─── Exercise input

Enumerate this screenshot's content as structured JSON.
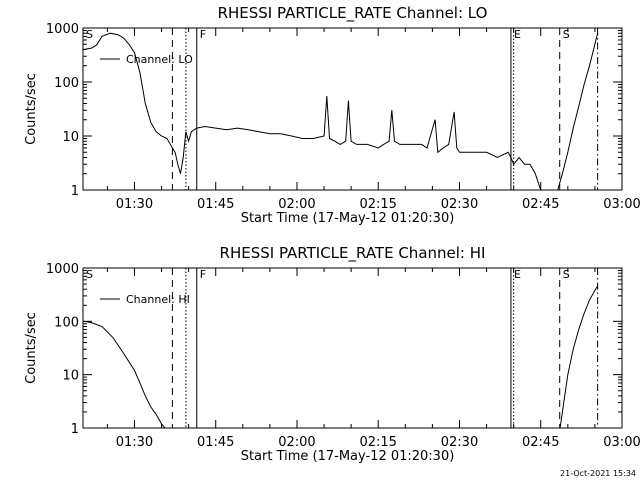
{
  "chart_data": [
    {
      "type": "line",
      "title": "RHESSI PARTICLE_RATE Channel: LO",
      "xlabel": "Start Time (17-May-12 01:20:30)",
      "ylabel": "Counts/sec",
      "yscale": "log",
      "ylim": [
        1,
        1000
      ],
      "xlim": [
        "01:20:30",
        "03:00:00"
      ],
      "xticks": [
        "01:30",
        "01:45",
        "02:00",
        "02:15",
        "02:30",
        "02:45",
        "03:00"
      ],
      "yticks": [
        "1",
        "10",
        "100",
        "1000"
      ],
      "legend": "Channel: LO",
      "legend_position": "top-left",
      "markers": [
        {
          "label": "S",
          "time": "01:20:30",
          "style": "dashdot"
        },
        {
          "label": "",
          "time": "01:37:00",
          "style": "dashed"
        },
        {
          "label": "",
          "time": "01:39:30",
          "style": "dotted"
        },
        {
          "label": "F",
          "time": "01:41:30",
          "style": "solid"
        },
        {
          "label": "E",
          "time": "02:39:30",
          "style": "solid"
        },
        {
          "label": "",
          "time": "02:40:00",
          "style": "dotted"
        },
        {
          "label": "S",
          "time": "02:48:30",
          "style": "dashed"
        },
        {
          "label": "",
          "time": "02:55:30",
          "style": "dashdot"
        }
      ],
      "series": [
        {
          "name": "Channel: LO",
          "x": [
            "01:20:30",
            "01:22:00",
            "01:23:00",
            "01:24:00",
            "01:25:30",
            "01:27:00",
            "01:28:00",
            "01:29:00",
            "01:30:00",
            "01:31:00",
            "01:32:00",
            "01:33:00",
            "01:34:00",
            "01:35:00",
            "01:36:00",
            "01:37:00",
            "01:37:30",
            "01:38:00",
            "01:38:30",
            "01:39:00",
            "01:39:30",
            "01:40:00",
            "01:40:30",
            "01:41:30",
            "01:43:00",
            "01:45:00",
            "01:47:00",
            "01:49:00",
            "01:51:00",
            "01:53:00",
            "01:55:00",
            "01:57:00",
            "01:59:00",
            "02:01:00",
            "02:03:00",
            "02:05:00",
            "02:05:30",
            "02:06:00",
            "02:07:00",
            "02:08:00",
            "02:09:00",
            "02:09:30",
            "02:10:00",
            "02:11:00",
            "02:13:00",
            "02:15:00",
            "02:16:00",
            "02:17:00",
            "02:17:30",
            "02:18:00",
            "02:19:00",
            "02:21:00",
            "02:23:00",
            "02:24:00",
            "02:25:30",
            "02:26:00",
            "02:27:00",
            "02:28:00",
            "02:29:00",
            "02:29:30",
            "02:30:00",
            "02:31:00",
            "02:32:00",
            "02:33:00",
            "02:35:00",
            "02:37:00",
            "02:39:00",
            "02:39:30",
            "02:40:00",
            "02:41:00",
            "02:42:00",
            "02:43:00",
            "02:44:00",
            "02:45:00",
            "02:46:00",
            "02:47:00",
            "02:48:00",
            "02:49:00",
            "02:50:00",
            "02:51:00",
            "02:52:00",
            "02:53:00",
            "02:54:00",
            "02:55:00",
            "02:55:30"
          ],
          "y": [
            400,
            420,
            480,
            700,
            800,
            750,
            650,
            500,
            350,
            150,
            40,
            18,
            12,
            10,
            9,
            6,
            5,
            3,
            2,
            4,
            12,
            8,
            12,
            14,
            15,
            14,
            13,
            14,
            13,
            12,
            11,
            11,
            10,
            9,
            9,
            10,
            55,
            9,
            8,
            7,
            8,
            45,
            8,
            7,
            7,
            6,
            7,
            8,
            30,
            8,
            7,
            7,
            7,
            6,
            20,
            5,
            6,
            7,
            28,
            6,
            5,
            5,
            5,
            5,
            5,
            4,
            5,
            4,
            3,
            4,
            3,
            3,
            2,
            1,
            0.9,
            0.9,
            0.9,
            2,
            5,
            14,
            35,
            90,
            200,
            500,
            800
          ]
        }
      ]
    },
    {
      "type": "line",
      "title": "RHESSI PARTICLE_RATE Channel: HI",
      "xlabel": "Start Time (17-May-12 01:20:30)",
      "ylabel": "Counts/sec",
      "yscale": "log",
      "ylim": [
        1,
        1000
      ],
      "xlim": [
        "01:20:30",
        "03:00:00"
      ],
      "xticks": [
        "01:30",
        "01:45",
        "02:00",
        "02:15",
        "02:30",
        "02:45",
        "03:00"
      ],
      "yticks": [
        "1",
        "10",
        "100",
        "1000"
      ],
      "legend": "Channel: HI",
      "legend_position": "top-left",
      "markers": [
        {
          "label": "S",
          "time": "01:20:30",
          "style": "dashdot"
        },
        {
          "label": "",
          "time": "01:37:00",
          "style": "dashed"
        },
        {
          "label": "",
          "time": "01:39:30",
          "style": "dotted"
        },
        {
          "label": "F",
          "time": "01:41:30",
          "style": "solid"
        },
        {
          "label": "E",
          "time": "02:39:30",
          "style": "solid"
        },
        {
          "label": "",
          "time": "02:40:00",
          "style": "dotted"
        },
        {
          "label": "S",
          "time": "02:48:30",
          "style": "dashed"
        },
        {
          "label": "",
          "time": "02:55:30",
          "style": "dashdot"
        }
      ],
      "series": [
        {
          "name": "Channel: HI",
          "x": [
            "01:20:30",
            "01:22:00",
            "01:24:00",
            "01:26:00",
            "01:28:00",
            "01:30:00",
            "01:31:00",
            "01:32:00",
            "01:33:00",
            "01:34:00",
            "01:35:00",
            "01:36:00",
            "02:48:30",
            "02:49:00",
            "02:50:00",
            "02:51:00",
            "02:52:00",
            "02:53:00",
            "02:54:00",
            "02:55:00",
            "02:55:30"
          ],
          "y": [
            100,
            95,
            80,
            50,
            25,
            12,
            7,
            4,
            2.5,
            1.8,
            1.2,
            0.9,
            0.9,
            2,
            10,
            30,
            70,
            140,
            250,
            380,
            460
          ]
        }
      ]
    }
  ],
  "footer_date": "21-Oct-2021 15:34"
}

──────

• Exercise:
Reproduce each record from above exactly; pictures do not belong in the copy.

• Exercise output:
Enumerate this screenshot's content as structured JSON.
{
  "chart_data": [
    {
      "type": "line",
      "title": "RHESSI PARTICLE_RATE Channel: LO",
      "xlabel": "Start Time (17-May-12 01:20:30)",
      "ylabel": "Counts/sec",
      "yscale": "log",
      "ylim": [
        1,
        1000
      ],
      "xlim": [
        "01:20:30",
        "03:00:00"
      ],
      "xticks": [
        "01:30",
        "01:45",
        "02:00",
        "02:15",
        "02:30",
        "02:45",
        "03:00"
      ],
      "yticks": [
        "1",
        "10",
        "100",
        "1000"
      ],
      "legend": "Channel: LO",
      "legend_position": "top-left",
      "markers": [
        {
          "label": "S",
          "time": "01:20:30",
          "style": "dashdot"
        },
        {
          "label": "",
          "time": "01:37:00",
          "style": "dashed"
        },
        {
          "label": "",
          "time": "01:39:30",
          "style": "dotted"
        },
        {
          "label": "F",
          "time": "01:41:30",
          "style": "solid"
        },
        {
          "label": "E",
          "time": "02:39:30",
          "style": "solid"
        },
        {
          "label": "",
          "time": "02:40:00",
          "style": "dotted"
        },
        {
          "label": "S",
          "time": "02:48:30",
          "style": "dashed"
        },
        {
          "label": "",
          "time": "02:55:30",
          "style": "dashdot"
        }
      ],
      "series": [
        {
          "name": "Channel: LO",
          "x": [
            "01:20:30",
            "01:22:00",
            "01:23:00",
            "01:24:00",
            "01:25:30",
            "01:27:00",
            "01:28:00",
            "01:29:00",
            "01:30:00",
            "01:31:00",
            "01:32:00",
            "01:33:00",
            "01:34:00",
            "01:35:00",
            "01:36:00",
            "01:37:00",
            "01:37:30",
            "01:38:00",
            "01:38:30",
            "01:39:00",
            "01:39:30",
            "01:40:00",
            "01:40:30",
            "01:41:30",
            "01:43:00",
            "01:45:00",
            "01:47:00",
            "01:49:00",
            "01:51:00",
            "01:53:00",
            "01:55:00",
            "01:57:00",
            "01:59:00",
            "02:01:00",
            "02:03:00",
            "02:05:00",
            "02:05:30",
            "02:06:00",
            "02:07:00",
            "02:08:00",
            "02:09:00",
            "02:09:30",
            "02:10:00",
            "02:11:00",
            "02:13:00",
            "02:15:00",
            "02:16:00",
            "02:17:00",
            "02:17:30",
            "02:18:00",
            "02:19:00",
            "02:21:00",
            "02:23:00",
            "02:24:00",
            "02:25:30",
            "02:26:00",
            "02:27:00",
            "02:28:00",
            "02:29:00",
            "02:29:30",
            "02:30:00",
            "02:31:00",
            "02:32:00",
            "02:33:00",
            "02:35:00",
            "02:37:00",
            "02:39:00",
            "02:39:30",
            "02:40:00",
            "02:41:00",
            "02:42:00",
            "02:43:00",
            "02:44:00",
            "02:45:00",
            "02:46:00",
            "02:47:00",
            "02:48:00",
            "02:49:00",
            "02:50:00",
            "02:51:00",
            "02:52:00",
            "02:53:00",
            "02:54:00",
            "02:55:00",
            "02:55:30"
          ],
          "y": [
            400,
            420,
            480,
            700,
            800,
            750,
            650,
            500,
            350,
            150,
            40,
            18,
            12,
            10,
            9,
            6,
            5,
            3,
            2,
            4,
            12,
            8,
            12,
            14,
            15,
            14,
            13,
            14,
            13,
            12,
            11,
            11,
            10,
            9,
            9,
            10,
            55,
            9,
            8,
            7,
            8,
            45,
            8,
            7,
            7,
            6,
            7,
            8,
            30,
            8,
            7,
            7,
            7,
            6,
            20,
            5,
            6,
            7,
            28,
            6,
            5,
            5,
            5,
            5,
            5,
            4,
            5,
            4,
            3,
            4,
            3,
            3,
            2,
            1,
            0.9,
            0.9,
            0.9,
            2,
            5,
            14,
            35,
            90,
            200,
            500,
            800
          ]
        }
      ]
    },
    {
      "type": "line",
      "title": "RHESSI PARTICLE_RATE Channel: HI",
      "xlabel": "Start Time (17-May-12 01:20:30)",
      "ylabel": "Counts/sec",
      "yscale": "log",
      "ylim": [
        1,
        1000
      ],
      "xlim": [
        "01:20:30",
        "03:00:00"
      ],
      "xticks": [
        "01:30",
        "01:45",
        "02:00",
        "02:15",
        "02:30",
        "02:45",
        "03:00"
      ],
      "yticks": [
        "1",
        "10",
        "100",
        "1000"
      ],
      "legend": "Channel: HI",
      "legend_position": "top-left",
      "markers": [
        {
          "label": "S",
          "time": "01:20:30",
          "style": "dashdot"
        },
        {
          "label": "",
          "time": "01:37:00",
          "style": "dashed"
        },
        {
          "label": "",
          "time": "01:39:30",
          "style": "dotted"
        },
        {
          "label": "F",
          "time": "01:41:30",
          "style": "solid"
        },
        {
          "label": "E",
          "time": "02:39:30",
          "style": "solid"
        },
        {
          "label": "",
          "time": "02:40:00",
          "style": "dotted"
        },
        {
          "label": "S",
          "time": "02:48:30",
          "style": "dashed"
        },
        {
          "label": "",
          "time": "02:55:30",
          "style": "dashdot"
        }
      ],
      "series": [
        {
          "name": "Channel: HI",
          "x": [
            "01:20:30",
            "01:22:00",
            "01:24:00",
            "01:26:00",
            "01:28:00",
            "01:30:00",
            "01:31:00",
            "01:32:00",
            "01:33:00",
            "01:34:00",
            "01:35:00",
            "01:36:00",
            "02:48:30",
            "02:49:00",
            "02:50:00",
            "02:51:00",
            "02:52:00",
            "02:53:00",
            "02:54:00",
            "02:55:00",
            "02:55:30"
          ],
          "y": [
            100,
            95,
            80,
            50,
            25,
            12,
            7,
            4,
            2.5,
            1.8,
            1.2,
            0.9,
            0.9,
            2,
            10,
            30,
            70,
            140,
            250,
            380,
            460
          ]
        }
      ]
    }
  ],
  "footer_date": "21-Oct-2021 15:34"
}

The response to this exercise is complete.